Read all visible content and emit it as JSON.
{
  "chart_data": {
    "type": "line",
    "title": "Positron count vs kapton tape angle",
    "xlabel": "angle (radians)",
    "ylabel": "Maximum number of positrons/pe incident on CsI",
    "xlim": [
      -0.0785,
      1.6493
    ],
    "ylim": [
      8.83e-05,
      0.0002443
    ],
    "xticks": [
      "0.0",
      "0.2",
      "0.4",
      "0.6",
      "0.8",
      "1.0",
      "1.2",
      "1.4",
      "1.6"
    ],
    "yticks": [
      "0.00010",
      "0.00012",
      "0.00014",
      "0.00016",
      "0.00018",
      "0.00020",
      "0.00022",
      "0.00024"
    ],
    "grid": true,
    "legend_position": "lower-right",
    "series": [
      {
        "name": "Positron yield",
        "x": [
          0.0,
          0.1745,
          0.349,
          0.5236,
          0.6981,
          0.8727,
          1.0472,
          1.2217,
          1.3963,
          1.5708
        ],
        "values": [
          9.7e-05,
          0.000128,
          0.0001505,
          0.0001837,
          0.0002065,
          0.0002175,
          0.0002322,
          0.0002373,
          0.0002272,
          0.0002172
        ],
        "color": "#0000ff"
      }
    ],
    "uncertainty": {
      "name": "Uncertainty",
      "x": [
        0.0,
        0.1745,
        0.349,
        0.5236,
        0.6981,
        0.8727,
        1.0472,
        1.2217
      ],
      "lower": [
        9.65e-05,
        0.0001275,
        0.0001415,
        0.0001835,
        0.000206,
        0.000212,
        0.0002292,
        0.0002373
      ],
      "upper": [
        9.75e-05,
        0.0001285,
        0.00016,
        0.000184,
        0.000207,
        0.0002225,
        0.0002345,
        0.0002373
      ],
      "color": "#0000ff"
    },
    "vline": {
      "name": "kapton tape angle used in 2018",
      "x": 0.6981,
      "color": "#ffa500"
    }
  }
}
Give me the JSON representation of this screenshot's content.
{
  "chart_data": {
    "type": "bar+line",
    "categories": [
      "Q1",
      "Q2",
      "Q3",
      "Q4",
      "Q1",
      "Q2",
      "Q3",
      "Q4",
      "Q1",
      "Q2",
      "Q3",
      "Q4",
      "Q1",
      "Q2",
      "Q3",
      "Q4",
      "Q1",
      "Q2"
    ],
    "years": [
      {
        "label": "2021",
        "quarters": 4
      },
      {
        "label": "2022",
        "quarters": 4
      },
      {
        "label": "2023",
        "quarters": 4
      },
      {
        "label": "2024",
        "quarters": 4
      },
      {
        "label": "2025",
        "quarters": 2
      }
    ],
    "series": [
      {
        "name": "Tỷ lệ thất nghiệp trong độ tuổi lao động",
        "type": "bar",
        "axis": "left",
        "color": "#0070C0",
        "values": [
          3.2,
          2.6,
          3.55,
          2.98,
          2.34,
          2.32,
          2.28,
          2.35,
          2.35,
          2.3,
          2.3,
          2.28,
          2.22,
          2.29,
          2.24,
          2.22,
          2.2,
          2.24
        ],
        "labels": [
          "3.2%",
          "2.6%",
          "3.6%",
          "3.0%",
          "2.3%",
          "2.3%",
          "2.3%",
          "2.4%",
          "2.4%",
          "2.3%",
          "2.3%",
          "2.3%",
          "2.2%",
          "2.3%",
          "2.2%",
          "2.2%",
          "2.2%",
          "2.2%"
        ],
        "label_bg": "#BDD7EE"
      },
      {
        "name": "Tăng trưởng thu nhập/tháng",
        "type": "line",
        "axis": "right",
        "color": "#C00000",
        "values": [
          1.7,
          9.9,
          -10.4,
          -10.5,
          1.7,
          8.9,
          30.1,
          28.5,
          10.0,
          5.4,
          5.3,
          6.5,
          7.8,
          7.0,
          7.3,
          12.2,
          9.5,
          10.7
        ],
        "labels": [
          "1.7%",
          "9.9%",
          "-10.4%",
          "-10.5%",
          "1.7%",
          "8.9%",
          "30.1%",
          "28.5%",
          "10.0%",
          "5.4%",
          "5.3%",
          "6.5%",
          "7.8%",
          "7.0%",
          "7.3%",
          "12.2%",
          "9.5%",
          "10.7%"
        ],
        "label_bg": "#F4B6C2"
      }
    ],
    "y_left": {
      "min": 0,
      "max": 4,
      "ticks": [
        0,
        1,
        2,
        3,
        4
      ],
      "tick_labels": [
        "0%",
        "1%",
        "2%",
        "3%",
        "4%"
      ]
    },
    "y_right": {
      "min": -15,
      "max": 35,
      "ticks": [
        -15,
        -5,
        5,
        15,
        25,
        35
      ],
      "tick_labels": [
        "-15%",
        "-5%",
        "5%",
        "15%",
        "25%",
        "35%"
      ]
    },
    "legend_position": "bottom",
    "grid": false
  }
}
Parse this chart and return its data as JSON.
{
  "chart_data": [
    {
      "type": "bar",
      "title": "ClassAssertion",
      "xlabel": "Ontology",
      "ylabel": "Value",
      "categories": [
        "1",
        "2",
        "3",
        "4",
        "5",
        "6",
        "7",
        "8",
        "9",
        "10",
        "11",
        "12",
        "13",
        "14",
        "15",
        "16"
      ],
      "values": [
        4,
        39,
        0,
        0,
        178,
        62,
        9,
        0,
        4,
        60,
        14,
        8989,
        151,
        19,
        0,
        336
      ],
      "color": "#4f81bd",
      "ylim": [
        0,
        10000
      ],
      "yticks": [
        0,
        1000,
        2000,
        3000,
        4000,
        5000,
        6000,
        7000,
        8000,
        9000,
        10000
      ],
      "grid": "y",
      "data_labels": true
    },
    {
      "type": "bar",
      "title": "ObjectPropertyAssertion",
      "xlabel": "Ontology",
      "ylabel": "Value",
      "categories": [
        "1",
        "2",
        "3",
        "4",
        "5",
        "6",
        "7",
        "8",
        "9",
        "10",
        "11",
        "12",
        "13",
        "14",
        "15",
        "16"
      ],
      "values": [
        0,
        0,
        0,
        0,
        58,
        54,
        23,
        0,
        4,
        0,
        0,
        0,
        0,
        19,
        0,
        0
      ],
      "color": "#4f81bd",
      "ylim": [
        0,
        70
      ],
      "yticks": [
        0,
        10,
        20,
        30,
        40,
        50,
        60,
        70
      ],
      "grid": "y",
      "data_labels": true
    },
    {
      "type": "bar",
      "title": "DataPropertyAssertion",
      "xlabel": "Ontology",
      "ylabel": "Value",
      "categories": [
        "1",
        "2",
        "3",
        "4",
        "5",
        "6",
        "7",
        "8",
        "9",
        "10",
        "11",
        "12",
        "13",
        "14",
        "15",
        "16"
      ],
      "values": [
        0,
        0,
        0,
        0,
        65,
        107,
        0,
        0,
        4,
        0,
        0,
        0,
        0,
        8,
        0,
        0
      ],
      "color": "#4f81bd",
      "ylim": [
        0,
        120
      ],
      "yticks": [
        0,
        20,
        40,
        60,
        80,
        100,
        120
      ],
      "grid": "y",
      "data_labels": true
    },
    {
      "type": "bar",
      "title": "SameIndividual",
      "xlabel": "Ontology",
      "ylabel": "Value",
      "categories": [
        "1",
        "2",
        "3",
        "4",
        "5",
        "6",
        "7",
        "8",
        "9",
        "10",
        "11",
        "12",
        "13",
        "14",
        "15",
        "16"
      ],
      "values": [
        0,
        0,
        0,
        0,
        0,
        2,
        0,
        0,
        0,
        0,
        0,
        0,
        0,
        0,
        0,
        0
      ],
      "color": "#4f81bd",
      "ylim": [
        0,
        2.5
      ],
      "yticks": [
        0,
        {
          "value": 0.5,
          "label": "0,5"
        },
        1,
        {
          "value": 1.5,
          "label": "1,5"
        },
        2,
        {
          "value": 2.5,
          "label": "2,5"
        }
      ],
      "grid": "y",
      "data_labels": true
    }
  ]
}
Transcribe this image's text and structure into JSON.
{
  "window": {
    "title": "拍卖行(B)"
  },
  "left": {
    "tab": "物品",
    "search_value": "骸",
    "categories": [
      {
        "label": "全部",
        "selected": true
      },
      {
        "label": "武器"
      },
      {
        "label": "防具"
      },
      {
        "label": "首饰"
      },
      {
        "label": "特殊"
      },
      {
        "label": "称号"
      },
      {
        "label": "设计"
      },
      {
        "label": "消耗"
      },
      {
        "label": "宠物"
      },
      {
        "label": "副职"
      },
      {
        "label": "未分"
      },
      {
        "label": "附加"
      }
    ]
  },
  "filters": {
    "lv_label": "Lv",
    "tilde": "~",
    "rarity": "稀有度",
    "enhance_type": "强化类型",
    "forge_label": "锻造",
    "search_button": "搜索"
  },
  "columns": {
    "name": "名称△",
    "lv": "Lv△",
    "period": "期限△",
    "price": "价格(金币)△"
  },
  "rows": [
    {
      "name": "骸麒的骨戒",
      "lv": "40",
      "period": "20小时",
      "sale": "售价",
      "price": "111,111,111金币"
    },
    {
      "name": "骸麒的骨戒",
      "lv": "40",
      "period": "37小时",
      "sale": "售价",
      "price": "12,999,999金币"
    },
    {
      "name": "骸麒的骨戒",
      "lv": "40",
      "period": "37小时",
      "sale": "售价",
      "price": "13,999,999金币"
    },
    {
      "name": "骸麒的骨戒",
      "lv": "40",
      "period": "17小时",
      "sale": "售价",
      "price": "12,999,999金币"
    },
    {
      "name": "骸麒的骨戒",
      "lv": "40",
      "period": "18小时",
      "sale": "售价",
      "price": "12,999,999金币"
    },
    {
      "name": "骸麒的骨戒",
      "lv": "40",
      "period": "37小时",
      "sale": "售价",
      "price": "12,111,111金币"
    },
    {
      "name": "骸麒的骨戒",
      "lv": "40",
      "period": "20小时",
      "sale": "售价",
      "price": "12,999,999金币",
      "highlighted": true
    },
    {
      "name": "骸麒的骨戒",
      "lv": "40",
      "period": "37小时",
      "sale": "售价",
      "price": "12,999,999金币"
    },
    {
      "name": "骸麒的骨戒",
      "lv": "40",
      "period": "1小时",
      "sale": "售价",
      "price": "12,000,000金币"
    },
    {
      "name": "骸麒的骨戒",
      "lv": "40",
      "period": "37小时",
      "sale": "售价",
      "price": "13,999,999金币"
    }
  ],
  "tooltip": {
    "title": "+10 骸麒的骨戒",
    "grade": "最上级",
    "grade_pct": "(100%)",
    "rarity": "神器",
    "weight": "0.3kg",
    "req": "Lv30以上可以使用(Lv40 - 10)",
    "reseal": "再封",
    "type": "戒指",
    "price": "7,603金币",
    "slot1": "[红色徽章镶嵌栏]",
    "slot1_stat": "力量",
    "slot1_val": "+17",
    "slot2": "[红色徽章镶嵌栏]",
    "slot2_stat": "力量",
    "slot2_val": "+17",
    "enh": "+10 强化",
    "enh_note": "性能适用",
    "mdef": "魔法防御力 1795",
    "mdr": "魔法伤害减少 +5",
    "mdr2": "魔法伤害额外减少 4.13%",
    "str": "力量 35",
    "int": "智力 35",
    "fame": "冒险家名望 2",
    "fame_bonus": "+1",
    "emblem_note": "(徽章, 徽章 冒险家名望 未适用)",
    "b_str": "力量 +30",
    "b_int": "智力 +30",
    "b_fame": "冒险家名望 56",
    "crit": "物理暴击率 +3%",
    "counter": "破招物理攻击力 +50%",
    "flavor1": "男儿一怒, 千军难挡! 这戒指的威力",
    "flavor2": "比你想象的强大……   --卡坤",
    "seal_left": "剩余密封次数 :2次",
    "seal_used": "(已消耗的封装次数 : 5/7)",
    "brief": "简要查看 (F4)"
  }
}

++++++

# WORK INSTRUCTIONS
Look through the records above and report how many lines hold the word "title", giving only the number.

# SOLVED PROBLEM
7